ESTRATTO:

((

Quasi certamente la Banca Centrale Europea (BCE) taglierà i tassi di interesse per la settima volta in 10 mesi e sempre dello 0,25%. L’euro è salito ai massimi di sempre contro le altre valute, fatta la media ponderata in base alle relazioni commerciali. Contro il dollaro è ai massimi dall’invasione russa dell’Ucraina, cioè da 38 mesi. E questa è una buona notizia per il mercato dei titoli di stato ed obbligazionario in generale. Lo è ancora di più per i titoli italiani dopo la promozione del rating a BBB+ con outlook stabile da parte di Fitch. E comprare BTp può trasformarsi in un buon investimento in un’ottica di lungo periodo per quanto vedremo.
Comprare BTp con taglio dei tassi BCE
Grazie al rafforzamento del cambio, la BCE può guardare con maggiore fiducia al calo dell’inflazione nei prossimi mesi. E così potrà continuare a tagliare i tassi senza il dubbio di compiere la mossa sbagliata. Ciò sosterrà l’economia dell’Eurozona tramite la domanda interna (consumi, investimenti), al contempo offrendo qualche margine di bilancio in più ai governi per emettere debito.
Dollaro giù dopo lunga corsa
Da alcune settimane si registrano deflussi di capitali dagli Stati Uniti all’Europa. Il dollaro sta perdendo quota, deprezzandosi in media del 10% contro le principali valute mondiale dai massimi di gennaio. Un trend che s’intreccia con i nostri titoli di stato e che può spingere gli investitori istituzionali a comprare BTp dopo una lunga pausa iniziata con la maledetta crisi del debito dal 2011 in avanti. Lo spread schizzò fino ai massimi in era euro nel novembre del 2011 e sarebbe rimasto elevato per gli anni seguenti.
Pur in calo sotto i 120 punti base, ancora oggi resta il più alto di tutta l’unione monetaria.
Occasione sprecata con crisi debiti sovrani
Il trend negativo per i nostri titoli di stato ebbe a che vedere con la crisi dell’euro, che a sua volta spinse il mercato globale a rivolgersi al dollaro. Questi era precipitato ai minimi storici all’indomani della crisi finanziaria mondiale. Del resto, essa era stata fabbricata in casa e la finanza internazionale cercava alternative allo sconquassato sistema americano. La Federal Reserve era stata costretta ad azzerare i tassi e ad iniettare liquidità con l’acquisto di bond per sostenere la liquidità sui mercati.

))

ATTIVITÀ DA SVOLGERE:
[A] Riassumi in due frasi il testo sui BTp e sul taglio dei tassi della BCE.
[B] Trascrivi parola per parola il passo del testo sui BTp compreso tra "Dollaro giù dopo" e "tutta l’unione monetaria.", estremi inclusi.

DATI FORNITI:
((

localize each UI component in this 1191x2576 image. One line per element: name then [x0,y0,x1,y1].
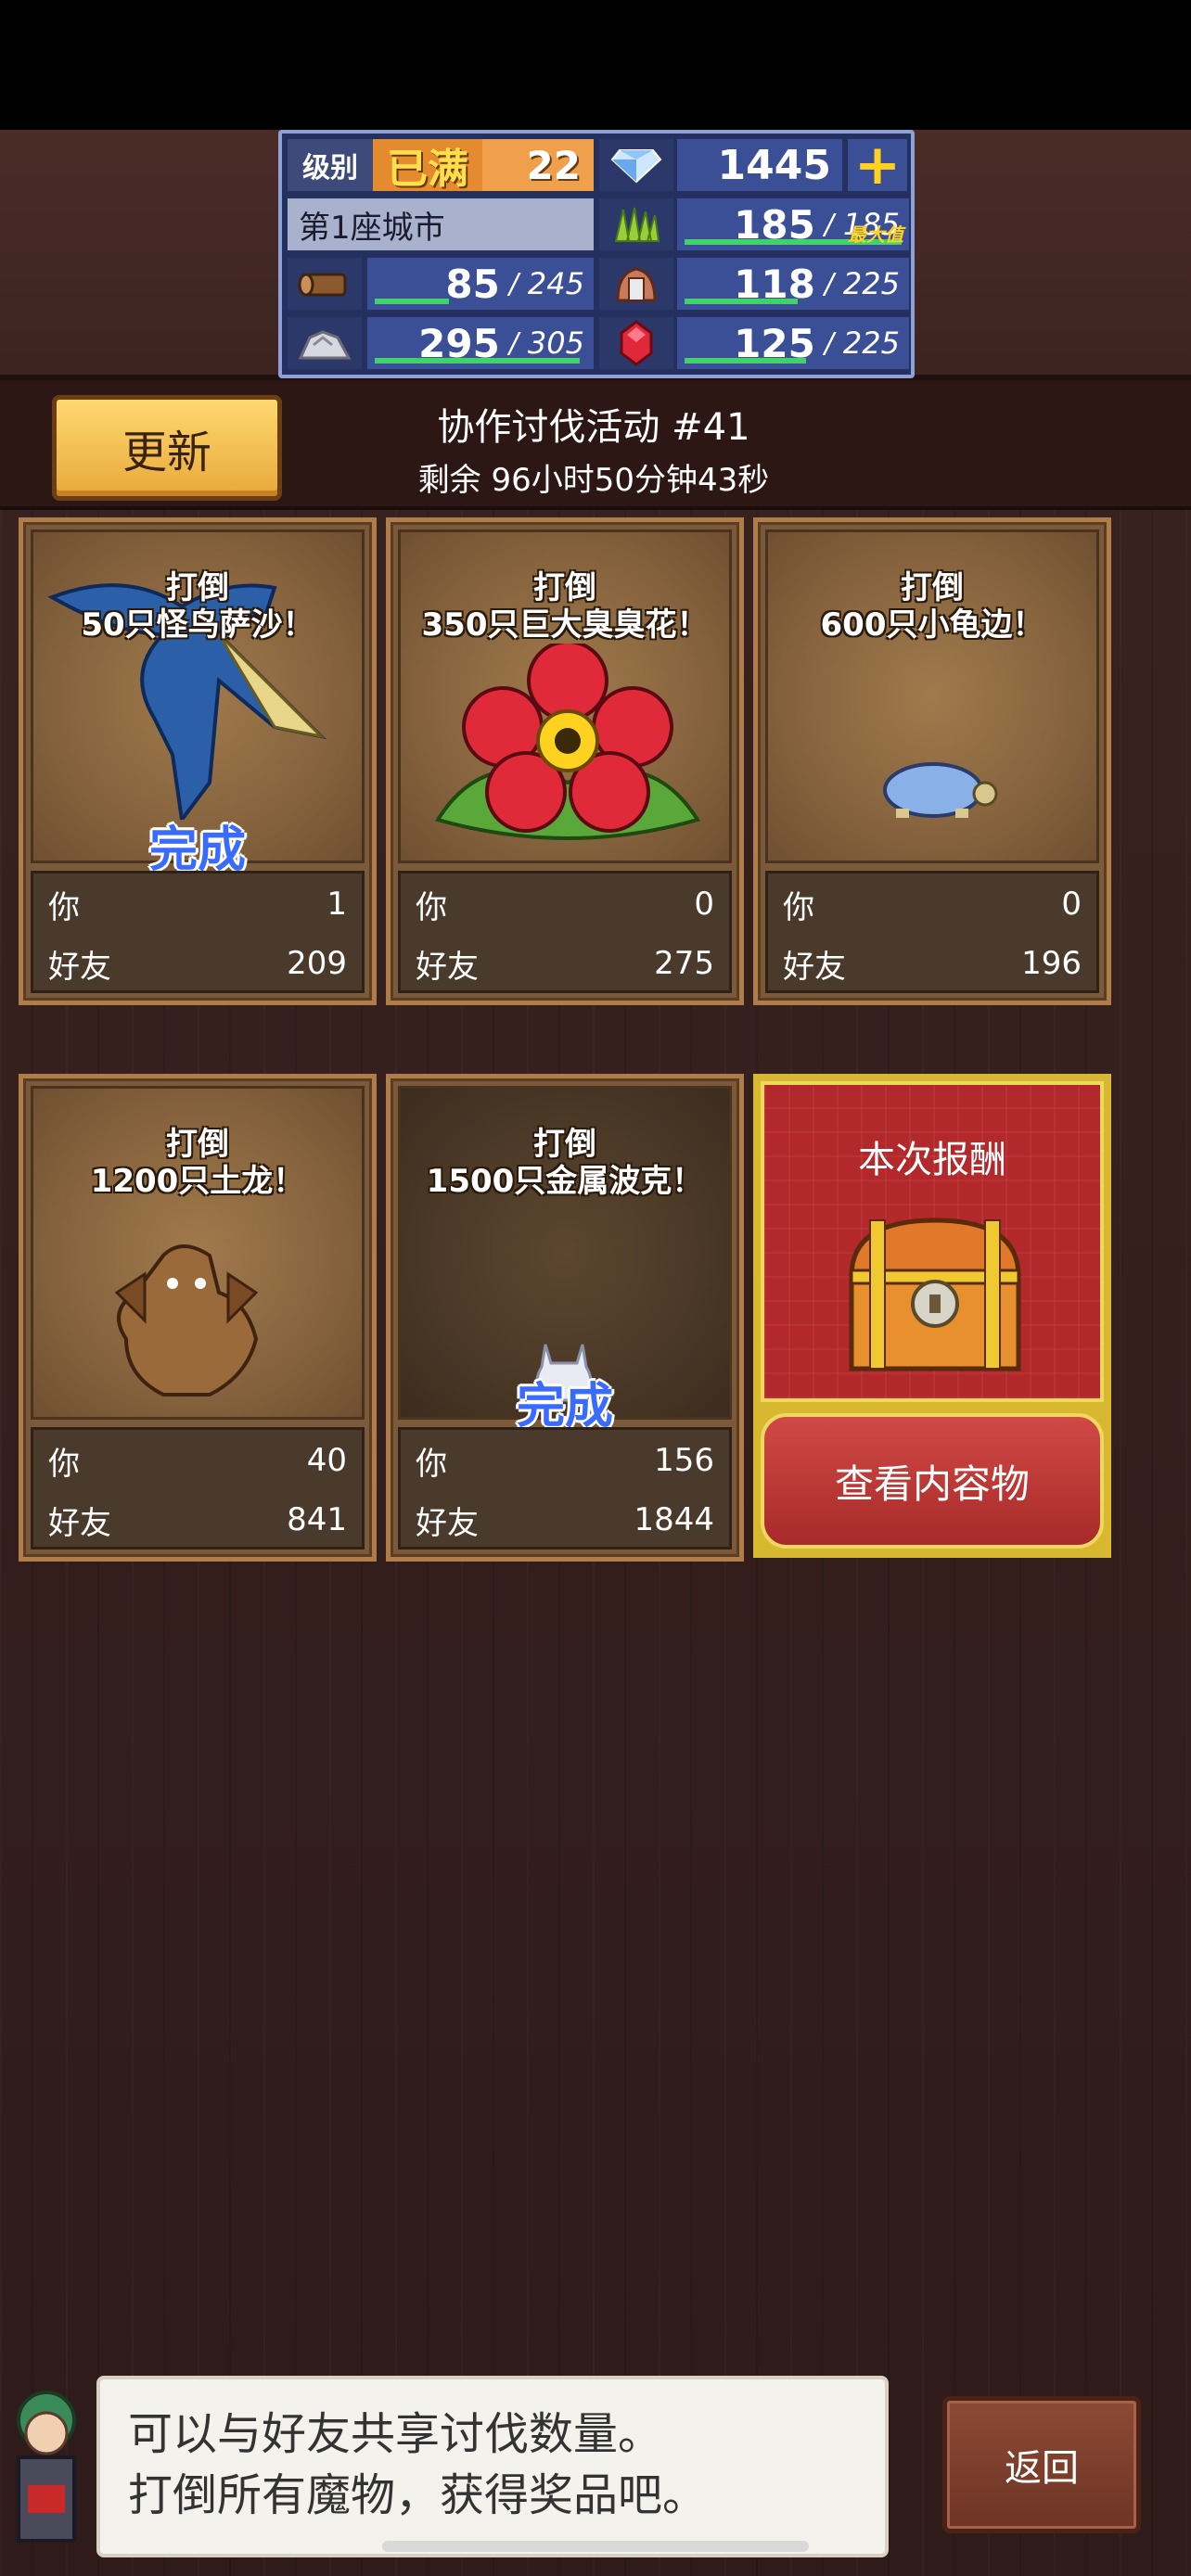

))

SOLUZIONI PROPOSTE:
[A] La BCE taglierà quasi certamente i tassi per la settima volta in 10 mesi e, grazie a un euro ai massimi contro le altre valute, può guardare con maggiore fiducia al calo dell'inflazione. Con il dollaro in discesa e capitali in uscita dagli Stati Uniti verso l'Europa, gli investitori istituzionali potrebbero tornare a comprare BTp, favoriti anche dalla promozione del rating italiano a BBB+ da parte di Fitch.

[B]
Dollaro giù dopo lunga corsa
Da alcune settimane si registrano deflussi di capitali dagli Stati Uniti all’Europa. Il dollaro sta perdendo quota, deprezzandosi in media del 10% contro le principali valute mondiale dai massimi di gennaio. Un trend che s’intreccia con i nostri titoli di stato e che può spingere gli investitori istituzionali a comprare BTp dopo una lunga pausa iniziata con la maledetta crisi del debito dal 2011 in avanti. Lo spread schizzò fino ai massimi in era euro nel novembre del 2011 e sarebbe rimasto elevato per gli anni seguenti.
Pur in calo sotto i 120 punti base, ancora oggi resta il più alto di tutta l’unione monetaria.